§ **EXERCISE OBJECTIVE**: Return the records, each one exactly as written.

Extracted data entries:
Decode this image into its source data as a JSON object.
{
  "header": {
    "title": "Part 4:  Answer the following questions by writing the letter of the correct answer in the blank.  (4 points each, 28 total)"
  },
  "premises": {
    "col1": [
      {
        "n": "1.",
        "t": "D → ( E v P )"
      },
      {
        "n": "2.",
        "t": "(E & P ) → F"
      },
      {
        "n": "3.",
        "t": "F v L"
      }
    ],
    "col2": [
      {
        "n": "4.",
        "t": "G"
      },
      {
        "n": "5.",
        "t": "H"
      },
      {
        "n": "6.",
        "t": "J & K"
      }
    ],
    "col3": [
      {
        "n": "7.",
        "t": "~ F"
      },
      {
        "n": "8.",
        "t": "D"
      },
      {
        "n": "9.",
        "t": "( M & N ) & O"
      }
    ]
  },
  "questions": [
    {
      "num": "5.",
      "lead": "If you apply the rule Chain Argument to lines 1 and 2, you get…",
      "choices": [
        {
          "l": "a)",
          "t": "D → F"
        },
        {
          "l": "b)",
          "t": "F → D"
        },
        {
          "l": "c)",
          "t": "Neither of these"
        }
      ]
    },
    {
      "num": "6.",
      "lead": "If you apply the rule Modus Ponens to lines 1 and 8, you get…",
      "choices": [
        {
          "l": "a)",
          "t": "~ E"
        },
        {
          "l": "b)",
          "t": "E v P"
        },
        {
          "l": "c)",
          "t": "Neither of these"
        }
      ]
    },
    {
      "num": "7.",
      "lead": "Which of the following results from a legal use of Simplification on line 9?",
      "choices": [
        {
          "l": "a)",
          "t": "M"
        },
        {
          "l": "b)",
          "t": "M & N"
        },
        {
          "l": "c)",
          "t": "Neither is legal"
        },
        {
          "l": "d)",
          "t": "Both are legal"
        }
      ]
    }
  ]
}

§ **SOLUTION FOR THIS EXERCISE**:
Decode this image into its source data as a JSON object.
{
  "header": {
    "title": "Part 4:  Answer the following questions by writing the letter of the correct answer in the blank.  (4 points each, 28 total)"
  },
  "premises": {
    "col1": [
      {
        "n": "1.",
        "t": "D → ( E v P )"
      },
      {
        "n": "2.",
        "t": "(E & P ) → F"
      },
      {
        "n": "3.",
        "t": "F v L"
      }
    ],
    "col2": [
      {
        "n": "4.",
        "t": "G"
      },
      {
        "n": "5.",
        "t": "H"
      },
      {
        "n": "6.",
        "t": "J & K"
      }
    ],
    "col3": [
      {
        "n": "7.",
        "t": "~ F"
      },
      {
        "n": "8.",
        "t": "D"
      },
      {
        "n": "9.",
        "t": "( M & N ) & O"
      }
    ]
  },
  "questions": [
    {
      "num": "5.",
      "lead": "If you apply the rule Chain Argument to lines 1 and 2, you get…",
      "choices": [
        {
          "l": "a)",
          "t": "D → F"
        },
        {
          "l": "b)",
          "t": "F → D"
        },
        {
          "l": "c)",
          "t": "Neither of these"
        }
      ]
    },
    {
      "num": "6.",
      "lead": "If you apply the rule Modus Ponens to lines 1 and 8, you get…",
      "choices": [
        {
          "l": "a)",
          "t": "~ E"
        },
        {
          "l": "b)",
          "t": "E v P"
        },
        {
          "l": "c)",
          "t": "Neither of these"
        }
      ]
    },
    {
      "num": "7.",
      "lead": "Which of the following results from a legal use of Simplification on line 9?",
      "choices": [
        {
          "l": "a)",
          "t": "M"
        },
        {
          "l": "b)",
          "t": "M & N"
        },
        {
          "l": "c)",
          "t": "Neither is legal"
        },
        {
          "l": "d)",
          "t": "Both are legal"
        }
      ]
    }
  ]
}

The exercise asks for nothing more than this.